- [Problem description] Scan the records and identify every line in which the string "Situation" occurs, then return those lines.

START Raw data

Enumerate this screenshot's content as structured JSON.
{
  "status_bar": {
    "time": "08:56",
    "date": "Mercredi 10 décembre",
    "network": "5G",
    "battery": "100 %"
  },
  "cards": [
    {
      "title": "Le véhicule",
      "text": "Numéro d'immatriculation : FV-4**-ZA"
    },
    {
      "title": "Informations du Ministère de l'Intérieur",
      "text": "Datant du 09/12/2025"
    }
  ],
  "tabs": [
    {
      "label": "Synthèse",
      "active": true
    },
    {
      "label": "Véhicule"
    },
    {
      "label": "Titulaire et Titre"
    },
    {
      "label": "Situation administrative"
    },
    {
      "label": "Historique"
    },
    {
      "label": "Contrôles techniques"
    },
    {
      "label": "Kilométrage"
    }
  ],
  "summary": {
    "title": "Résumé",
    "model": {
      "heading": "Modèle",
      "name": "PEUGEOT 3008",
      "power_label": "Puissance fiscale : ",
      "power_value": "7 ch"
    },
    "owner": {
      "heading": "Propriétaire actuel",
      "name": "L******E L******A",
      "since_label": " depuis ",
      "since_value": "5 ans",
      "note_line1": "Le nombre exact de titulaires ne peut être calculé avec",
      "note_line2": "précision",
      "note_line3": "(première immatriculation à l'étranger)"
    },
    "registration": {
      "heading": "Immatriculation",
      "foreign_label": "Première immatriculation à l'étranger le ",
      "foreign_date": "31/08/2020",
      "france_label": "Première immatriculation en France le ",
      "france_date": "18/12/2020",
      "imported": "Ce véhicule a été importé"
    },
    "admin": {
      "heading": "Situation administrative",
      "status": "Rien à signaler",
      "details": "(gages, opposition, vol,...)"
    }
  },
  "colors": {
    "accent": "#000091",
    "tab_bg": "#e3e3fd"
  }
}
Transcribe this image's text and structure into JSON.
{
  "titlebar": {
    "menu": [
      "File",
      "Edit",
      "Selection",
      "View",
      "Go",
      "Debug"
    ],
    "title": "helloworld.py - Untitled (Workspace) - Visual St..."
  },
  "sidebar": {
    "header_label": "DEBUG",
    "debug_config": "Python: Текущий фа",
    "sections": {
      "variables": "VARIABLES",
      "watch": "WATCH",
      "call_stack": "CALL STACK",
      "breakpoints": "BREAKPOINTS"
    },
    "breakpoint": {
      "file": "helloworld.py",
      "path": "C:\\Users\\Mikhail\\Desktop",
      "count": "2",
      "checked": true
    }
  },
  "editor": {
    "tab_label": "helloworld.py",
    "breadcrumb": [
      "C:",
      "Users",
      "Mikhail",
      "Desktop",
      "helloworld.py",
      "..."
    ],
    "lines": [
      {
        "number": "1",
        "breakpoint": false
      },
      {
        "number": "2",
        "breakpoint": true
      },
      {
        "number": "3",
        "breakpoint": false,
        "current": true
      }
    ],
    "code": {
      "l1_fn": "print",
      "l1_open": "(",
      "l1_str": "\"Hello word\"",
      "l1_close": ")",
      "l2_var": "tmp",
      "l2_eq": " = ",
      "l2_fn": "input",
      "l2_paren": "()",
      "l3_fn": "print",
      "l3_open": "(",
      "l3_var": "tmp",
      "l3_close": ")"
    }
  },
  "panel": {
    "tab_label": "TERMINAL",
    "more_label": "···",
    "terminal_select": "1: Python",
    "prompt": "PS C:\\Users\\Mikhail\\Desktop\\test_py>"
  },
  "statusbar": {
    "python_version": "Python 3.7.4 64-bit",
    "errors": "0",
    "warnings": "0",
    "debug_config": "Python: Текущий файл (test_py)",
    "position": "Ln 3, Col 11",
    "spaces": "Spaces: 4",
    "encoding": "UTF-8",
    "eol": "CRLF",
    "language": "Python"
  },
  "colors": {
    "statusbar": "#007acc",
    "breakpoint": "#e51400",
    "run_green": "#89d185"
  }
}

END Raw data

- [Solution to the problem]
      "label": "Situation administrative"
      "heading": "Situation administrative",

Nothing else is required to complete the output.